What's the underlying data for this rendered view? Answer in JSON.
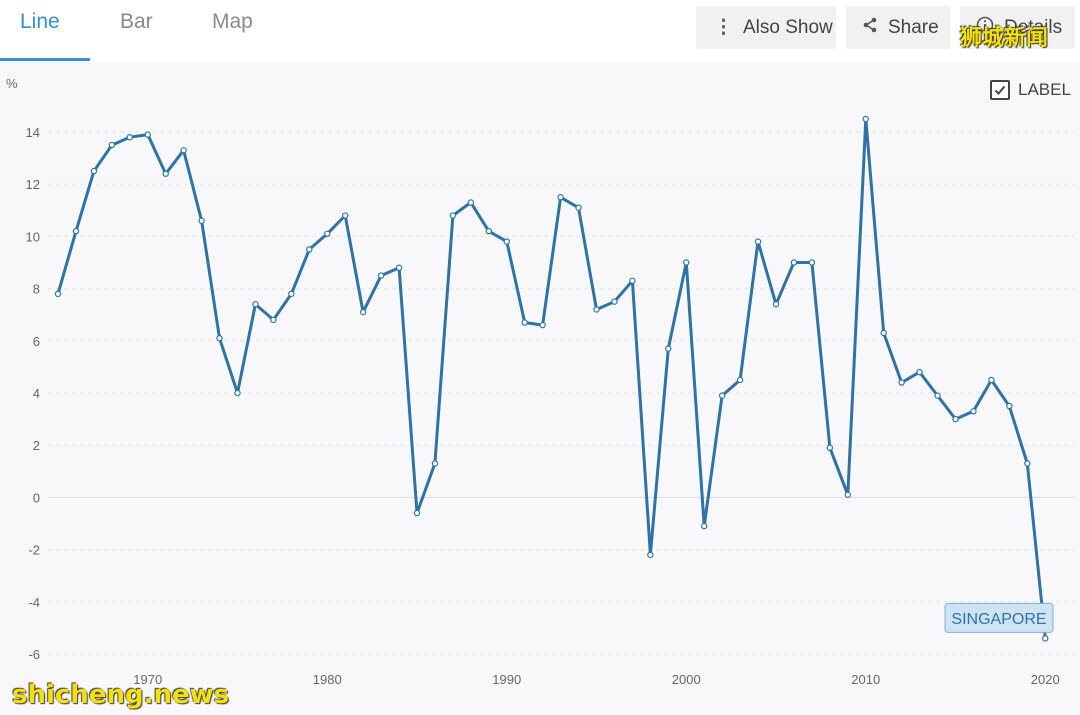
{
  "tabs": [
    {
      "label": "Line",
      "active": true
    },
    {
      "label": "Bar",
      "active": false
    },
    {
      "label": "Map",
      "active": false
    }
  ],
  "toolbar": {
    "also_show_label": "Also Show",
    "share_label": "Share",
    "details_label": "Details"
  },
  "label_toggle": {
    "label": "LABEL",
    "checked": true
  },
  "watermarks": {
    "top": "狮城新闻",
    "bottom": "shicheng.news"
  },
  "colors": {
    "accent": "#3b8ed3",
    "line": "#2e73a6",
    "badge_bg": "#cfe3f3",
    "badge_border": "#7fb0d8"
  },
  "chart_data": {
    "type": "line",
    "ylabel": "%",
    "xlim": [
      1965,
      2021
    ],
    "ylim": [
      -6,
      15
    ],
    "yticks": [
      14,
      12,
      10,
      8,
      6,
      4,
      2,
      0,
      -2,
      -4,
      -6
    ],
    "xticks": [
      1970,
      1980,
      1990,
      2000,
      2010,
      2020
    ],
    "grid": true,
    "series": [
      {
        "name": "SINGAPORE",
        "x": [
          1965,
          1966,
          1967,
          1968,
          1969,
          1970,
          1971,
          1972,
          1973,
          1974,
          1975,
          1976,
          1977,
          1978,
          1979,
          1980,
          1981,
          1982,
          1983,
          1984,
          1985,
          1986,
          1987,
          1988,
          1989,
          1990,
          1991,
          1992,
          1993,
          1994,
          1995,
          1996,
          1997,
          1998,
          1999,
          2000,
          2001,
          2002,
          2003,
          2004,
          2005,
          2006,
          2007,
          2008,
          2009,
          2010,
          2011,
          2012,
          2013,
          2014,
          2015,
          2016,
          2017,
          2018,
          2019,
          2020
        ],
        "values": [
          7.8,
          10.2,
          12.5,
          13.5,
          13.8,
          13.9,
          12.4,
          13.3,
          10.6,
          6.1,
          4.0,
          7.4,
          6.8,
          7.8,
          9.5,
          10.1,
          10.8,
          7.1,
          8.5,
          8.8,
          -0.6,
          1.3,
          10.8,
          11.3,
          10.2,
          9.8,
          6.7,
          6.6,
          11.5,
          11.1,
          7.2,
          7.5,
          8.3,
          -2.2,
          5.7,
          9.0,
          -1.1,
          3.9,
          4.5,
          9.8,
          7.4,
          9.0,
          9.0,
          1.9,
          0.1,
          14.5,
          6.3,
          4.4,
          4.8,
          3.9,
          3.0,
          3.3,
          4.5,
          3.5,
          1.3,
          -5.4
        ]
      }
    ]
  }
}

####

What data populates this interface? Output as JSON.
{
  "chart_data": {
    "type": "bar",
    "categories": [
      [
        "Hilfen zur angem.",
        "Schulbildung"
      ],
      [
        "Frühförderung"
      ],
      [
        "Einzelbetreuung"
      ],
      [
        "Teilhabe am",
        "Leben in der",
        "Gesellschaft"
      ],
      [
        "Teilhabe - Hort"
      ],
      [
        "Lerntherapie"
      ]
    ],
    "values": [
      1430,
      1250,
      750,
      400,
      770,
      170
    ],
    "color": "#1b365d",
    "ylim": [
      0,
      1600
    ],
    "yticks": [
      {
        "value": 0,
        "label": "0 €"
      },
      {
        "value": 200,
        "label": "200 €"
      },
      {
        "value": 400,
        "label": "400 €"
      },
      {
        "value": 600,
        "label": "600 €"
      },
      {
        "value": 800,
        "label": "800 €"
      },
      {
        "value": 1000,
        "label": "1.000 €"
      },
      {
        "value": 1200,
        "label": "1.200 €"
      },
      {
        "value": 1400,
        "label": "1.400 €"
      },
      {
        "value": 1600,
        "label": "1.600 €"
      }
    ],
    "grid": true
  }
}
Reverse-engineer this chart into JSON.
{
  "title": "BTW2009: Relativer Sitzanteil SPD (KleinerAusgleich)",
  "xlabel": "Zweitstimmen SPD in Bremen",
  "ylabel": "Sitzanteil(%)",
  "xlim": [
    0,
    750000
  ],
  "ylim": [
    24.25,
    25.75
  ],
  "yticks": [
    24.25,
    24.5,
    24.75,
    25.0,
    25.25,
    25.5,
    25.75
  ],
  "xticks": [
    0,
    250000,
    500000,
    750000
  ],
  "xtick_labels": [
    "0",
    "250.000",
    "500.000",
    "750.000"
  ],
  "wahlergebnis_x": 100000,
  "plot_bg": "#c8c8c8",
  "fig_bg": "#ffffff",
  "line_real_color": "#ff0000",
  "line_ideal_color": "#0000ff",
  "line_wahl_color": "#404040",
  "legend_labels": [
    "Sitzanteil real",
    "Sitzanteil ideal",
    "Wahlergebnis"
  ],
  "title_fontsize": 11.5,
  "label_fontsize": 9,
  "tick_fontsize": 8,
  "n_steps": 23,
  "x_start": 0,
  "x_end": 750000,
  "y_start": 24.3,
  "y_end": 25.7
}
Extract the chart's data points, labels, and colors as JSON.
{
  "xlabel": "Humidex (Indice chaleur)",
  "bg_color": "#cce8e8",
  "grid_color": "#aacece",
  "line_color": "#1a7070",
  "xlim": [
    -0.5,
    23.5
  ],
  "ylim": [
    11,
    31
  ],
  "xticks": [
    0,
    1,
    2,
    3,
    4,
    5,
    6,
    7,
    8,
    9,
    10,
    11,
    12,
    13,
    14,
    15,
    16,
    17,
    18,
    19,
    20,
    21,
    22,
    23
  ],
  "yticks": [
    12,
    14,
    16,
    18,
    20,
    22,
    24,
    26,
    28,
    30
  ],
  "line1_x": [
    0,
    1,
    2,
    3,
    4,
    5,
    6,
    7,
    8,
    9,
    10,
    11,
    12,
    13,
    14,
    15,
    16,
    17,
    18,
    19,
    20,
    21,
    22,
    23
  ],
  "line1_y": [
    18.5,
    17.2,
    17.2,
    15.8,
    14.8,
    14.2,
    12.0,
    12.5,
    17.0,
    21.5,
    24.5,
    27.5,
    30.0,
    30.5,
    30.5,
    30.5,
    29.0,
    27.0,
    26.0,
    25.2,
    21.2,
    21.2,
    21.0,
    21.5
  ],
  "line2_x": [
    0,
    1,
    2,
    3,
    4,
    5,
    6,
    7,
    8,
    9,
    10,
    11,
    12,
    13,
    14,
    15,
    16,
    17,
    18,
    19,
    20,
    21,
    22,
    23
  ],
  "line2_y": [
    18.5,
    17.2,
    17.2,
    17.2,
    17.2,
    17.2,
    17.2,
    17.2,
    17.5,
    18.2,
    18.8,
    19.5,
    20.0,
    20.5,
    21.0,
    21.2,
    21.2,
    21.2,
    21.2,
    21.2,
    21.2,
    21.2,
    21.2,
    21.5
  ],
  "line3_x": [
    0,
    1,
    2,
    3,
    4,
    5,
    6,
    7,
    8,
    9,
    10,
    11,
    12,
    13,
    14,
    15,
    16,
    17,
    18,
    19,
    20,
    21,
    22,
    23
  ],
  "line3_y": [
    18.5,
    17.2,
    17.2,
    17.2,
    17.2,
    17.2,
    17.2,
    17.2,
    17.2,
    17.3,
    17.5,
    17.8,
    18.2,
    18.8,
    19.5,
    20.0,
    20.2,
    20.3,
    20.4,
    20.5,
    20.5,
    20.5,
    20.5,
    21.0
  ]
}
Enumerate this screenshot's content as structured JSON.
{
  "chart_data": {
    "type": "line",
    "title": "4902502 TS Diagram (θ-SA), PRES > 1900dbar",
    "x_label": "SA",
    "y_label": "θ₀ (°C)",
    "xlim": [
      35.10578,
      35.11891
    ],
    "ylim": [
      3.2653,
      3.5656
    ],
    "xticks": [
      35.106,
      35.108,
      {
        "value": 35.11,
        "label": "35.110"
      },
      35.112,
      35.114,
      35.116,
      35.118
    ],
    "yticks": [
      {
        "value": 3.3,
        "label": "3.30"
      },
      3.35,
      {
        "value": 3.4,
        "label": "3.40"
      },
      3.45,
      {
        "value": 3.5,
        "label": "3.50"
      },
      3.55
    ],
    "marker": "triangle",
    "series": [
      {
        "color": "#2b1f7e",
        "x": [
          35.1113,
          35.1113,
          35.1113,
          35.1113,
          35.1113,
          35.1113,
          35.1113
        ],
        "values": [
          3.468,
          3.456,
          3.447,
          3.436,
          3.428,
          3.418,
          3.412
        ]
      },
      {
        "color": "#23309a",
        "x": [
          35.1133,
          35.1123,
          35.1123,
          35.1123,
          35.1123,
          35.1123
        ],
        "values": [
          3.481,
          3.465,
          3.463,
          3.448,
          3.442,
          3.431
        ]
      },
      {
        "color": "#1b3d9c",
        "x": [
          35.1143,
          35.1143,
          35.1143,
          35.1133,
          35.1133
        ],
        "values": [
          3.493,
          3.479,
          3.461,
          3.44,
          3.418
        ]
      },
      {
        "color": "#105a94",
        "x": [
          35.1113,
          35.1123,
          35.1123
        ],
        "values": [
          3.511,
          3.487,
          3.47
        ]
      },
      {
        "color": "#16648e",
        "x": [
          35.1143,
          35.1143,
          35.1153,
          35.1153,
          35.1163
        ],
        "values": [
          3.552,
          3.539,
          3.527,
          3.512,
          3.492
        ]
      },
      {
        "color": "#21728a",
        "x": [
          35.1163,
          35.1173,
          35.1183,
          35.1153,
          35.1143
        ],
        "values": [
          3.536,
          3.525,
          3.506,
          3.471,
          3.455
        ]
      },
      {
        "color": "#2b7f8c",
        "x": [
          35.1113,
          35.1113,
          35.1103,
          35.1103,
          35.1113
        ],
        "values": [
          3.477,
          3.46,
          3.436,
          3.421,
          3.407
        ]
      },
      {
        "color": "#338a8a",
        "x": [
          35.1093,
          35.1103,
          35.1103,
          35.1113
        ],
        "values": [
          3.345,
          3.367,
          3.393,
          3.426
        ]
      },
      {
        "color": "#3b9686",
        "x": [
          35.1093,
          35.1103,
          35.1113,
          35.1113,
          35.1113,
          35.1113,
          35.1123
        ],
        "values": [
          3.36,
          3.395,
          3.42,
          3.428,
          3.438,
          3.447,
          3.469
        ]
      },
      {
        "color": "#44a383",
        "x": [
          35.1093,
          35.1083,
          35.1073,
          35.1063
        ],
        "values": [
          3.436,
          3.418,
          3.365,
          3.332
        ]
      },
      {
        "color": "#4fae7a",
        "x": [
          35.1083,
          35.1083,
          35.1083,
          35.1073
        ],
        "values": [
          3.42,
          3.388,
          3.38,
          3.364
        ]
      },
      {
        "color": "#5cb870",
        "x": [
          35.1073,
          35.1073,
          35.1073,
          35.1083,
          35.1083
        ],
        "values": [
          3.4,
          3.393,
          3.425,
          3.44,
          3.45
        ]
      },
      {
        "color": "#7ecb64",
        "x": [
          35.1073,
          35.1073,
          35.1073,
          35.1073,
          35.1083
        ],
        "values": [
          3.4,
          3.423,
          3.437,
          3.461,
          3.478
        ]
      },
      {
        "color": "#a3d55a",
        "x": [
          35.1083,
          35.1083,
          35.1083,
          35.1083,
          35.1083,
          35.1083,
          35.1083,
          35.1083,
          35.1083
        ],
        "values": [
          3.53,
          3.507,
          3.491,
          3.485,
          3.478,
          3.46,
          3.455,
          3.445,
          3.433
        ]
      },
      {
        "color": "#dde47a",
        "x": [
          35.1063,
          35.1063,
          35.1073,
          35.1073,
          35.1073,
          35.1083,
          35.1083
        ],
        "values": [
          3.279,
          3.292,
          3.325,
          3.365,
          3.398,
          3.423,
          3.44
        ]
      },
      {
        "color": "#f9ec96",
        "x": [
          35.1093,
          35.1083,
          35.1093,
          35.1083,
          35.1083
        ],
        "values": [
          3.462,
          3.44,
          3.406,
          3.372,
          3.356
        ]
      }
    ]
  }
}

####

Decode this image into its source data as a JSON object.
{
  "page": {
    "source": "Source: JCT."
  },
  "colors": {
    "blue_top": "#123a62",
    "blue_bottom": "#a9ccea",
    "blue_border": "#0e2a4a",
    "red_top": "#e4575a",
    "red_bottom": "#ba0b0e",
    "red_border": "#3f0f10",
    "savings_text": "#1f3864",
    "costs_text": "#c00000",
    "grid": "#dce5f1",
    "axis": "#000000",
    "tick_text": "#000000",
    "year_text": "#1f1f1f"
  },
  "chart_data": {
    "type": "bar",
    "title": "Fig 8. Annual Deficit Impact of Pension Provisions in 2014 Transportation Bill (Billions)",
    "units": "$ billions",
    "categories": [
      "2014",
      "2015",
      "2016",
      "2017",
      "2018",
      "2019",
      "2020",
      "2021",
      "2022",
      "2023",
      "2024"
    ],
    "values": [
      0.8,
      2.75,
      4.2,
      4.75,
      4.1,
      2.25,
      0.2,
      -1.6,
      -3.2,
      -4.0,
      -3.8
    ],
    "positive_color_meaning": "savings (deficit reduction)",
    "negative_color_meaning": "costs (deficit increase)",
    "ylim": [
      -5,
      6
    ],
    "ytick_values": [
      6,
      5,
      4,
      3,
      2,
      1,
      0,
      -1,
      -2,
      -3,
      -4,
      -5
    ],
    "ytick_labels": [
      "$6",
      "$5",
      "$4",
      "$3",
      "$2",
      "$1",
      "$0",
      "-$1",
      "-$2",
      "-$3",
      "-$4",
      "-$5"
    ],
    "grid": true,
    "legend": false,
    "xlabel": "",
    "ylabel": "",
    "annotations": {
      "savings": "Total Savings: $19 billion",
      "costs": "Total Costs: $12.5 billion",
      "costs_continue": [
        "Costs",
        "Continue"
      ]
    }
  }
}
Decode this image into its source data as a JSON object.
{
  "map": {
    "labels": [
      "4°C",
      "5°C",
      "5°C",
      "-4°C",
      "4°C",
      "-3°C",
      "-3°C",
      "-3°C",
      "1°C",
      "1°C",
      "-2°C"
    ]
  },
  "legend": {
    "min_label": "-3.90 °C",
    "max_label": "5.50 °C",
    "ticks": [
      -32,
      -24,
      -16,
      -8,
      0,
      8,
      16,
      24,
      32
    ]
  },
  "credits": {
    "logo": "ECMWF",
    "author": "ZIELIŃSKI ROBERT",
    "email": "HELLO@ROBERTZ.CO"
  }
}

####

SET TASK:
Pick out the lines above containing the word "Sitzanteil", then copy them.

PROBLEM SOLUTION:
  "title": "BTW2009: Relativer Sitzanteil SPD (KleinerAusgleich)",
  "ylabel": "Sitzanteil(%)",
    "Sitzanteil real",
    "Sitzanteil ideal",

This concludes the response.